[Dataset entries]
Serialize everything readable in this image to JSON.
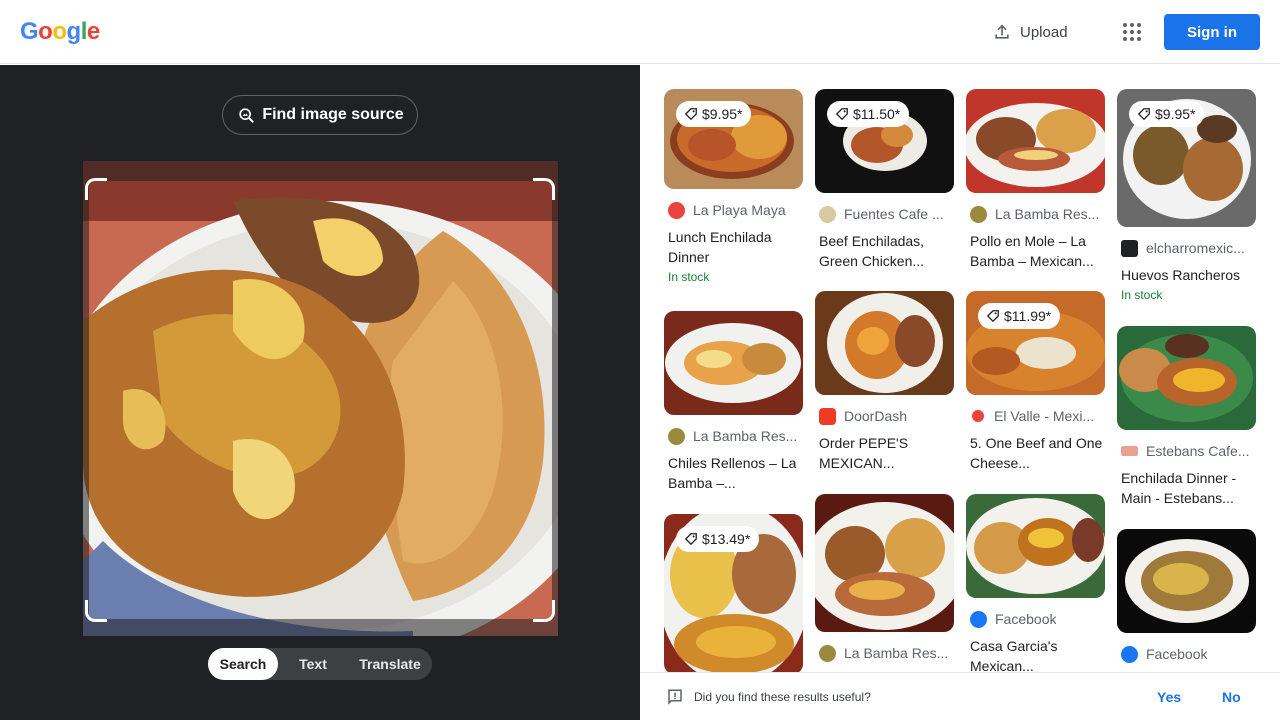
{
  "header": {
    "logo_letters": [
      "G",
      "o",
      "o",
      "g",
      "l",
      "e"
    ],
    "logo_colors": [
      "#4285F4",
      "#EA4335",
      "#FBBC05",
      "#4285F4",
      "#34A853",
      "#EA4335"
    ],
    "upload_label": "Upload",
    "signin_label": "Sign in"
  },
  "lens": {
    "find_source_label": "Find image source",
    "modes": [
      "Search",
      "Text",
      "Translate"
    ],
    "active_mode": "Search"
  },
  "results": [
    {
      "price": "$9.95*",
      "source": "La Playa Maya",
      "title": "Lunch Enchilada Dinner",
      "stock": "In stock"
    },
    {
      "price": "$11.50*",
      "source": "Fuentes Cafe ...",
      "title": "Beef Enchiladas, Green Chicken...",
      "stock": ""
    },
    {
      "price": "",
      "source": "La Bamba Res...",
      "title": "Pollo en Mole – La Bamba – Mexican...",
      "stock": ""
    },
    {
      "price": "$9.95*",
      "source": "elcharromexic...",
      "title": "Huevos Rancheros",
      "stock": "In stock"
    },
    {
      "price": "",
      "source": "La Bamba Res...",
      "title": "Chiles Rellenos – La Bamba –...",
      "stock": ""
    },
    {
      "price": "",
      "source": "DoorDash",
      "title": "Order PEPE'S MEXICAN...",
      "stock": ""
    },
    {
      "price": "$11.99*",
      "source": "El Valle - Mexi...",
      "title": "5. One Beef and One Cheese...",
      "stock": ""
    },
    {
      "price": "",
      "source": "Estebans Cafe...",
      "title": "Enchilada Dinner - Main - Estebans...",
      "stock": ""
    },
    {
      "price": "$13.49*",
      "source": "",
      "title": "",
      "stock": ""
    },
    {
      "price": "",
      "source": "La Bamba Res...",
      "title": "",
      "stock": ""
    },
    {
      "price": "",
      "source": "Facebook",
      "title": "Casa Garcia's Mexican...",
      "stock": ""
    },
    {
      "price": "",
      "source": "Facebook",
      "title": "",
      "stock": ""
    }
  ],
  "feedback": {
    "question": "Did you find these results useful?",
    "yes_label": "Yes",
    "no_label": "No"
  }
}
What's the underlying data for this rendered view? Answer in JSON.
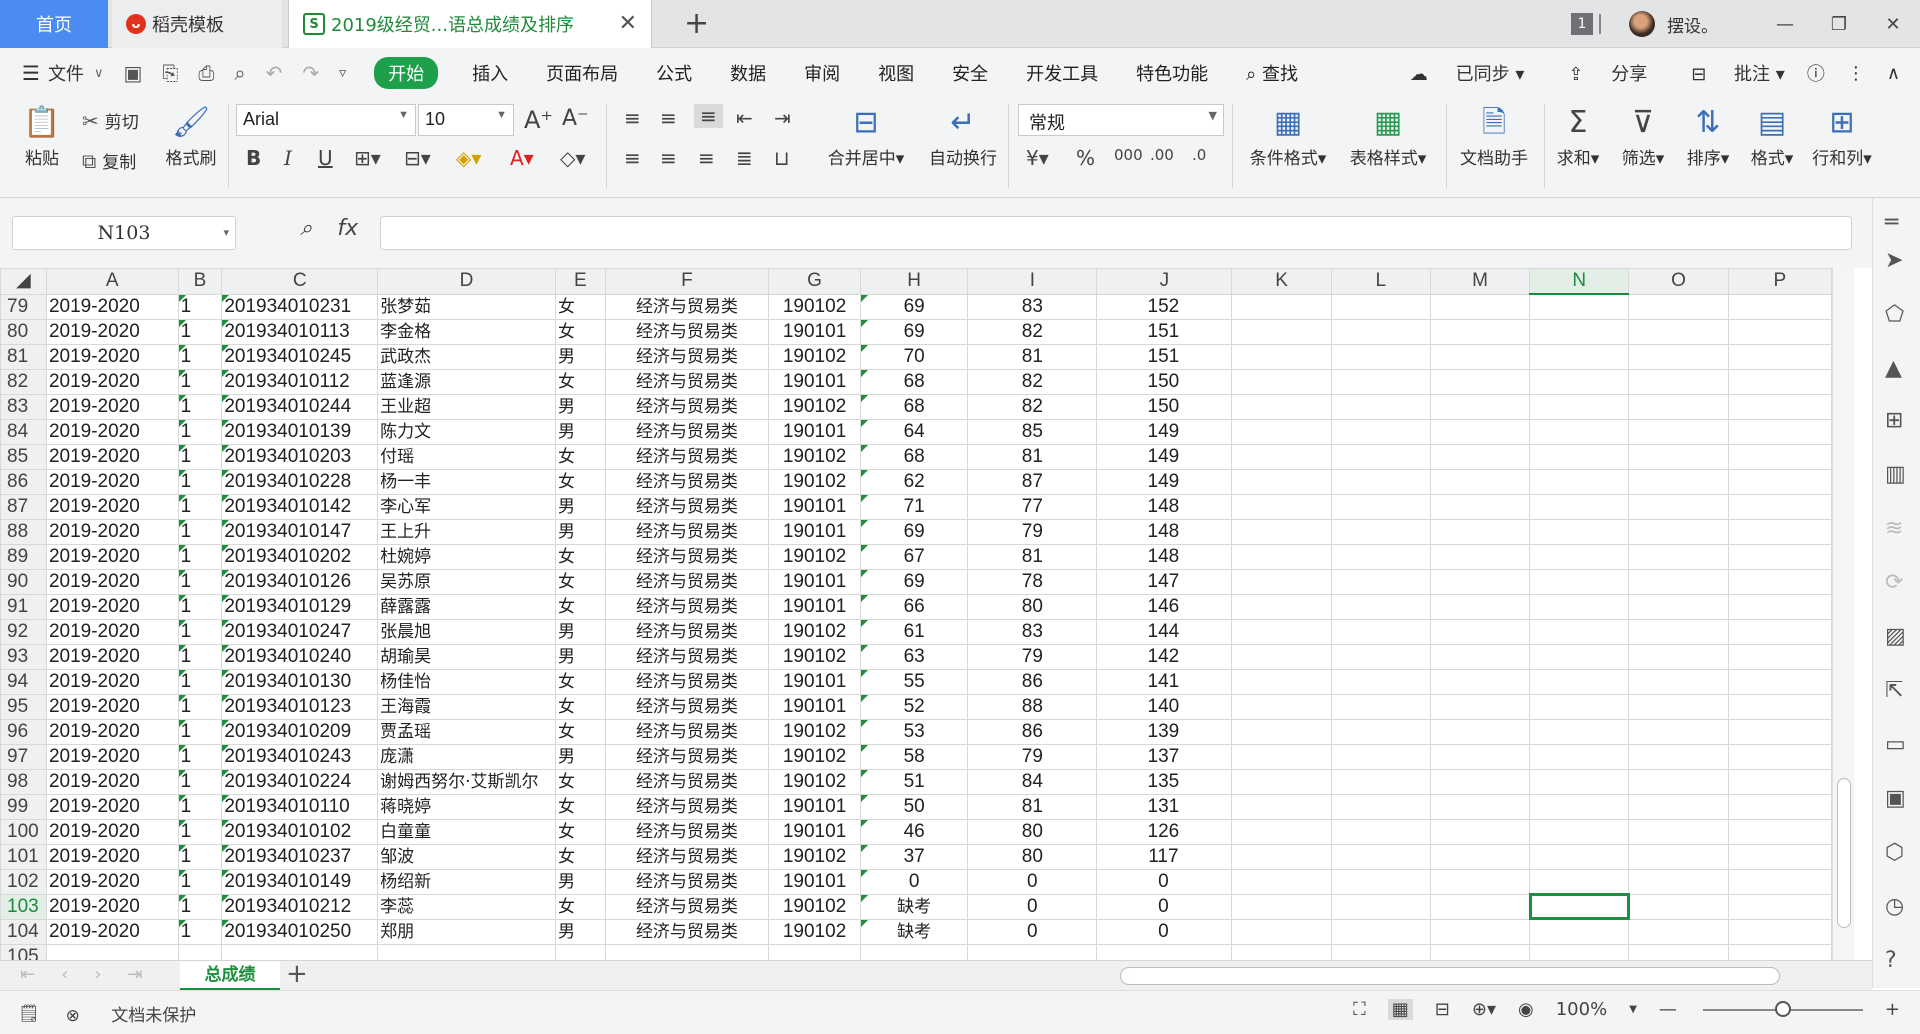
{
  "tabs": {
    "home": "首页",
    "template": "稻壳模板",
    "document": "2019级经贸...语总成绩及排序"
  },
  "window": {
    "badge": "1",
    "user": "摆设。"
  },
  "menu": {
    "file": "文件",
    "tabs": [
      "开始",
      "插入",
      "页面布局",
      "公式",
      "数据",
      "审阅",
      "视图",
      "安全",
      "开发工具",
      "特色功能"
    ],
    "search": "查找",
    "sync": "已同步",
    "share": "分享",
    "comment": "批注"
  },
  "ribbon": {
    "paste": "粘贴",
    "cut": "剪切",
    "copy": "复制",
    "format_painter": "格式刷",
    "font_name": "Arial",
    "font_size": "10",
    "merge_center": "合并居中",
    "wrap_text": "自动换行",
    "number_format": "常规",
    "conditional_format": "条件格式",
    "table_style": "表格样式",
    "doc_assistant": "文档助手",
    "sum": "求和",
    "filter": "筛选",
    "sort": "排序",
    "format": "格式",
    "rows_cols": "行和列"
  },
  "formula_bar": {
    "cell_ref": "N103",
    "content": ""
  },
  "sheet": {
    "columns": [
      "A",
      "B",
      "C",
      "D",
      "E",
      "F",
      "G",
      "H",
      "I",
      "J",
      "K",
      "L",
      "M",
      "N",
      "O",
      "P"
    ],
    "selected_column": "N",
    "selected_row": "103",
    "rows": [
      {
        "n": "79",
        "a": "2019-2020",
        "b": "1",
        "c": "201934010231",
        "d": "张梦茹",
        "e": "女",
        "f": "经济与贸易类",
        "g": "190102",
        "h": "69",
        "i": "83",
        "j": "152"
      },
      {
        "n": "80",
        "a": "2019-2020",
        "b": "1",
        "c": "201934010113",
        "d": "李金格",
        "e": "女",
        "f": "经济与贸易类",
        "g": "190101",
        "h": "69",
        "i": "82",
        "j": "151"
      },
      {
        "n": "81",
        "a": "2019-2020",
        "b": "1",
        "c": "201934010245",
        "d": "武政杰",
        "e": "男",
        "f": "经济与贸易类",
        "g": "190102",
        "h": "70",
        "i": "81",
        "j": "151"
      },
      {
        "n": "82",
        "a": "2019-2020",
        "b": "1",
        "c": "201934010112",
        "d": "蓝逢源",
        "e": "女",
        "f": "经济与贸易类",
        "g": "190101",
        "h": "68",
        "i": "82",
        "j": "150"
      },
      {
        "n": "83",
        "a": "2019-2020",
        "b": "1",
        "c": "201934010244",
        "d": "王业超",
        "e": "男",
        "f": "经济与贸易类",
        "g": "190102",
        "h": "68",
        "i": "82",
        "j": "150"
      },
      {
        "n": "84",
        "a": "2019-2020",
        "b": "1",
        "c": "201934010139",
        "d": "陈力文",
        "e": "男",
        "f": "经济与贸易类",
        "g": "190101",
        "h": "64",
        "i": "85",
        "j": "149"
      },
      {
        "n": "85",
        "a": "2019-2020",
        "b": "1",
        "c": "201934010203",
        "d": "付瑶",
        "e": "女",
        "f": "经济与贸易类",
        "g": "190102",
        "h": "68",
        "i": "81",
        "j": "149"
      },
      {
        "n": "86",
        "a": "2019-2020",
        "b": "1",
        "c": "201934010228",
        "d": "杨一丰",
        "e": "女",
        "f": "经济与贸易类",
        "g": "190102",
        "h": "62",
        "i": "87",
        "j": "149"
      },
      {
        "n": "87",
        "a": "2019-2020",
        "b": "1",
        "c": "201934010142",
        "d": "李心军",
        "e": "男",
        "f": "经济与贸易类",
        "g": "190101",
        "h": "71",
        "i": "77",
        "j": "148"
      },
      {
        "n": "88",
        "a": "2019-2020",
        "b": "1",
        "c": "201934010147",
        "d": "王上升",
        "e": "男",
        "f": "经济与贸易类",
        "g": "190101",
        "h": "69",
        "i": "79",
        "j": "148"
      },
      {
        "n": "89",
        "a": "2019-2020",
        "b": "1",
        "c": "201934010202",
        "d": "杜婉婷",
        "e": "女",
        "f": "经济与贸易类",
        "g": "190102",
        "h": "67",
        "i": "81",
        "j": "148"
      },
      {
        "n": "90",
        "a": "2019-2020",
        "b": "1",
        "c": "201934010126",
        "d": "吴苏原",
        "e": "女",
        "f": "经济与贸易类",
        "g": "190101",
        "h": "69",
        "i": "78",
        "j": "147"
      },
      {
        "n": "91",
        "a": "2019-2020",
        "b": "1",
        "c": "201934010129",
        "d": "薛露露",
        "e": "女",
        "f": "经济与贸易类",
        "g": "190101",
        "h": "66",
        "i": "80",
        "j": "146"
      },
      {
        "n": "92",
        "a": "2019-2020",
        "b": "1",
        "c": "201934010247",
        "d": "张晨旭",
        "e": "男",
        "f": "经济与贸易类",
        "g": "190102",
        "h": "61",
        "i": "83",
        "j": "144"
      },
      {
        "n": "93",
        "a": "2019-2020",
        "b": "1",
        "c": "201934010240",
        "d": "胡瑜昊",
        "e": "男",
        "f": "经济与贸易类",
        "g": "190102",
        "h": "63",
        "i": "79",
        "j": "142"
      },
      {
        "n": "94",
        "a": "2019-2020",
        "b": "1",
        "c": "201934010130",
        "d": "杨佳怡",
        "e": "女",
        "f": "经济与贸易类",
        "g": "190101",
        "h": "55",
        "i": "86",
        "j": "141"
      },
      {
        "n": "95",
        "a": "2019-2020",
        "b": "1",
        "c": "201934010123",
        "d": "王海霞",
        "e": "女",
        "f": "经济与贸易类",
        "g": "190101",
        "h": "52",
        "i": "88",
        "j": "140"
      },
      {
        "n": "96",
        "a": "2019-2020",
        "b": "1",
        "c": "201934010209",
        "d": "贾孟瑶",
        "e": "女",
        "f": "经济与贸易类",
        "g": "190102",
        "h": "53",
        "i": "86",
        "j": "139"
      },
      {
        "n": "97",
        "a": "2019-2020",
        "b": "1",
        "c": "201934010243",
        "d": "庞潇",
        "e": "男",
        "f": "经济与贸易类",
        "g": "190102",
        "h": "58",
        "i": "79",
        "j": "137"
      },
      {
        "n": "98",
        "a": "2019-2020",
        "b": "1",
        "c": "201934010224",
        "d": "谢姆西努尔·艾斯凯尔",
        "e": "女",
        "f": "经济与贸易类",
        "g": "190102",
        "h": "51",
        "i": "84",
        "j": "135"
      },
      {
        "n": "99",
        "a": "2019-2020",
        "b": "1",
        "c": "201934010110",
        "d": "蒋晓婷",
        "e": "女",
        "f": "经济与贸易类",
        "g": "190101",
        "h": "50",
        "i": "81",
        "j": "131"
      },
      {
        "n": "100",
        "a": "2019-2020",
        "b": "1",
        "c": "201934010102",
        "d": "白童童",
        "e": "女",
        "f": "经济与贸易类",
        "g": "190101",
        "h": "46",
        "i": "80",
        "j": "126"
      },
      {
        "n": "101",
        "a": "2019-2020",
        "b": "1",
        "c": "201934010237",
        "d": "邹波",
        "e": "女",
        "f": "经济与贸易类",
        "g": "190102",
        "h": "37",
        "i": "80",
        "j": "117"
      },
      {
        "n": "102",
        "a": "2019-2020",
        "b": "1",
        "c": "201934010149",
        "d": "杨绍新",
        "e": "男",
        "f": "经济与贸易类",
        "g": "190101",
        "h": "0",
        "i": "0",
        "j": "0"
      },
      {
        "n": "103",
        "a": "2019-2020",
        "b": "1",
        "c": "201934010212",
        "d": "李蕊",
        "e": "女",
        "f": "经济与贸易类",
        "g": "190102",
        "h": "缺考",
        "i": "0",
        "j": "0"
      },
      {
        "n": "104",
        "a": "2019-2020",
        "b": "1",
        "c": "201934010250",
        "d": "郑朋",
        "e": "男",
        "f": "经济与贸易类",
        "g": "190102",
        "h": "缺考",
        "i": "0",
        "j": "0"
      },
      {
        "n": "105",
        "a": "",
        "b": "",
        "c": "",
        "d": "",
        "e": "",
        "f": "",
        "g": "",
        "h": "",
        "i": "",
        "j": ""
      }
    ],
    "sheet_tab": "总成绩"
  },
  "status": {
    "protection": "文档未保护",
    "zoom": "100%",
    "zoom_level": 0.5
  },
  "colors": {
    "accent": "#1ea04b",
    "home_tab": "#4a8cf0",
    "selection": "#1d8f3f"
  }
}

== Goal ==
Identify every line where the string "Cafe" appears.

== Output of the task ==
      "source": "Fuentes Cafe ...",
      "source": "Estebans Cafe...",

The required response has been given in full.